Dino classifica opositores de “fariseus”, irresponsáveis e diz que eles tentam impedir expansão de medidas socioeducativas

Pelas redes sociais, o governador do Maranhão, Flávio Dino (PCdoB), reagiu, nesta terça-feira (10), às acusações e ao oportunismo político do grupo Sarney que resolveu explorar um aluguel de uma casa na Aurora, contratado pela Fundação da Criança e do Adolescente (Funac), para aplicação de medidas socioeducativas a menores infratores.

O governador classificou os opositores do grupo Sarney como uns “fariseus” que construíram fortunas empresariais e pessoais de bilhões às custas do povo do Maranhão. “E vejam o ridículo político dessa gente: me perseguem há dois anos e até agora só acharam esse grave escândalo no governo. De R$ 9 mil”, ironizou.

Flávio Dino disse que a  politicagem da “grave denúncia” atinge a necessária manutenção e expansão de casas para medidas sócio-educativas. “Ou seja, enquanto há 100 mortos por problemas em presídios, nós estamos tentando evitar tragédias. E irresponsáveis não querem deixar”, frisou.

O governador disse que, no período em que a ex-governadora Roseana Sarney mandava no Maranhão, o governo alugou prédio até do senador José Sarney, entre dezenas de filiados a vários partidos. “Quantos milhões pagaram por esse aluguel ao senador Sarney? Belo tema para uma reportagem. Enquanto isso, sou acusado de favorecer um cidadão que não conheço, não sei quem é, não é meu parente, de um imóvel que não escolhi”, disse em sua página do Facebook.

Politicagem do pior tipo

Segundo Flávio Dino, o que está por trás da “grave denúncia” é  politicagem do pior tipo. “Nosso governo cumpre as leis. Alguém já pensou se tiver que rescindir aluguéis de imóveis de pessoas filiadas a todos os partidos? Seria inconstitucional e absurdo. Alguém já pensou do absurdo de a Administração Publica pedir atestado ideológico ou filiação partidária para celebrar simples contrato?”, lembrou.

Flávio Dino disse que vai analisar, juridicamente, a situação de o cidadão alugar imóvel ao governo e ser empregado de uma empresa pública e, se houver qualquer dúvida sobre isso, a lei será aplicada, como tem sido sempre no governo. “Tal nomeação não passa por mim”, garantiu.

“Dúvida jurídica sobre a condição do cidadão de empregado de uma empresa pública. Não sobre filiação partidária, que obviamente não impede”, esclareceu.

Dados de análise do layout da página
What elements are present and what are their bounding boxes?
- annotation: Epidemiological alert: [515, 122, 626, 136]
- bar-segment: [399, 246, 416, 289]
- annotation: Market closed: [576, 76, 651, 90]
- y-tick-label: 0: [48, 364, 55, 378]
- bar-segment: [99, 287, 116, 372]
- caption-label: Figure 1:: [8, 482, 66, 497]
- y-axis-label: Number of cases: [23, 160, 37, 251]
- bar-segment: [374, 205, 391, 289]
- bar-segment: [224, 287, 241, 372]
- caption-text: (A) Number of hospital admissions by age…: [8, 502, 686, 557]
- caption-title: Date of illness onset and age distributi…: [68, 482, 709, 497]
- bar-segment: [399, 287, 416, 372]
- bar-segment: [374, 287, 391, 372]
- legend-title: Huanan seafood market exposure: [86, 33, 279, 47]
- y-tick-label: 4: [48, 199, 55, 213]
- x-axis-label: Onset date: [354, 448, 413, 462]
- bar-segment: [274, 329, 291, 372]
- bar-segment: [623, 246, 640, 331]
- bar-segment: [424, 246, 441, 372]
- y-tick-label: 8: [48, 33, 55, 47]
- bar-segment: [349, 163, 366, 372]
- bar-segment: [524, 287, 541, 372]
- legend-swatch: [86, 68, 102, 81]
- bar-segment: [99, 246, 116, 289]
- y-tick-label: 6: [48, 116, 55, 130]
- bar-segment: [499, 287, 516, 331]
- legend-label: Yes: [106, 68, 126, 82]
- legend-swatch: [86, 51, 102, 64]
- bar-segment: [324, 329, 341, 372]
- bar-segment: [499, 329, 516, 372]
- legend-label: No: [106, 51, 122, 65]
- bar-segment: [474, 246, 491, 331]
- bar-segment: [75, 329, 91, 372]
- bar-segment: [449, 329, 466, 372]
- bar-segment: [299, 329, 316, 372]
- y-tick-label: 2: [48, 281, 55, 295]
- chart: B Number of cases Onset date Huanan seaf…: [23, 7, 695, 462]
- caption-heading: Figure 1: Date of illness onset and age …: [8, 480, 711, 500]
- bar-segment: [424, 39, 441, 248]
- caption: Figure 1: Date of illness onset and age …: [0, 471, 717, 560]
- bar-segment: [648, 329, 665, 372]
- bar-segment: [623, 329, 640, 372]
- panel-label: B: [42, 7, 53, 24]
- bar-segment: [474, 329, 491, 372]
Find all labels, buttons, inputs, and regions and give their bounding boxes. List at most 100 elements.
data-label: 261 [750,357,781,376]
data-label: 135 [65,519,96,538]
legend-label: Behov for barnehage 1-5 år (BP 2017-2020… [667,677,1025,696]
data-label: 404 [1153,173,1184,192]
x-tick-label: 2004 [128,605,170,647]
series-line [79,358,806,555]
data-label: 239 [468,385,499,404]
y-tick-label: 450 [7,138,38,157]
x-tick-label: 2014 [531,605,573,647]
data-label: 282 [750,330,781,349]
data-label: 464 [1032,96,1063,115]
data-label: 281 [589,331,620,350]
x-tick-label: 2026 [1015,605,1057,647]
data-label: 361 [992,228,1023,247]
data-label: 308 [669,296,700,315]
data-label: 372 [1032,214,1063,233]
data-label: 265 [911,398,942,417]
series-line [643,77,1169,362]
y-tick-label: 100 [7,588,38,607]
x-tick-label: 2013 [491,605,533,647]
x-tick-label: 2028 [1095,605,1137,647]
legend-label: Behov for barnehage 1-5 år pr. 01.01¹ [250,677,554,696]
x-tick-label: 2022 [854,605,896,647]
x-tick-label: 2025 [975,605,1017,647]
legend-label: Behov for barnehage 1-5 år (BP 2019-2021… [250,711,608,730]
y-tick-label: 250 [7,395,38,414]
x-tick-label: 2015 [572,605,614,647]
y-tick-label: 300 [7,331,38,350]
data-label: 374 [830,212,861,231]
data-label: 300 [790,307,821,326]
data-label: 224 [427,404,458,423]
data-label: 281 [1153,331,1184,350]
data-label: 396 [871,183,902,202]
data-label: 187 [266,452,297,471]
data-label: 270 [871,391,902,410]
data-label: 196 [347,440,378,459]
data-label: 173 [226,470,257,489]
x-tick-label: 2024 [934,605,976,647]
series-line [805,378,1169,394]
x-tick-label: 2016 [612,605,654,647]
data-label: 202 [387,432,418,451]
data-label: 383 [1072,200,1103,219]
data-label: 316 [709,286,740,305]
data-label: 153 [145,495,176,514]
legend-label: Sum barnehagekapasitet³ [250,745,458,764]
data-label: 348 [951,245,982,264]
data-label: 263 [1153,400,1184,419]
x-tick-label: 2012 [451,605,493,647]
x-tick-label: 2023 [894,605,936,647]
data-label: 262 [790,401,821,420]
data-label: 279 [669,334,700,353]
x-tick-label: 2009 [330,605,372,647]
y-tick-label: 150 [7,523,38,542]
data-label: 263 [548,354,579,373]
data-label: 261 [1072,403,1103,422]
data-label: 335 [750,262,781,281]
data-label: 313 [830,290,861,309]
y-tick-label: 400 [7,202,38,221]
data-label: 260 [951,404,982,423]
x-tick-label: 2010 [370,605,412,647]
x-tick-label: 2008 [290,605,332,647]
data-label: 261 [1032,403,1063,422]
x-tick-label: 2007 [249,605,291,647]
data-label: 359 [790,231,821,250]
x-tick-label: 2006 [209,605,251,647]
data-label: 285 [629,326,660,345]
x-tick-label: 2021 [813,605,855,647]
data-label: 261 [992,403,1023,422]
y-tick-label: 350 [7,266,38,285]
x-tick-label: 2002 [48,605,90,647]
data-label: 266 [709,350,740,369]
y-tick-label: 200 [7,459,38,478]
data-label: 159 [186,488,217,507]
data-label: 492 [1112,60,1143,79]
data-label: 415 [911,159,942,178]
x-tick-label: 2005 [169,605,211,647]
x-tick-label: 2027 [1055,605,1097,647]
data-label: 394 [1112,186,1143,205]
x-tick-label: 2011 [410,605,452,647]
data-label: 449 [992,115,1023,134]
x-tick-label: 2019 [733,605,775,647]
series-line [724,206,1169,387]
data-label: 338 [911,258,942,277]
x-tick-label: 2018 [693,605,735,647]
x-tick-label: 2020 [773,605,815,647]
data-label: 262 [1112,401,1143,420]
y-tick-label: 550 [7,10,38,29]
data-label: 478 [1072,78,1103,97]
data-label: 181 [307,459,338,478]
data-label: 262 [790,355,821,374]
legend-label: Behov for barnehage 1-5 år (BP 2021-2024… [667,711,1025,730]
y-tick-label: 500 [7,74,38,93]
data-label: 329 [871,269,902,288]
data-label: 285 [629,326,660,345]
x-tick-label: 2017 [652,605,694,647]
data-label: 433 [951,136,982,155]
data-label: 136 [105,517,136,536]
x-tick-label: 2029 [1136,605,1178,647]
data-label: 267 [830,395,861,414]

• COMO PROCEDER:
Com base na notícia sobre Flávio Dino, responda às perguntas a seguir.
(a) De quanto é o "grave escândalo" citado pelo governador?
(b) Quantos mortos por problemas em presídios o governador menciona?
(c) De qual senador, segundo o governador, o governo de Roseana Sarney alugou prédio?

• RESPOSTA DO EXERCÍCIO:
(a) R$ 9 mil.
(b) 100 mortos.
(c) Do senador José Sarney.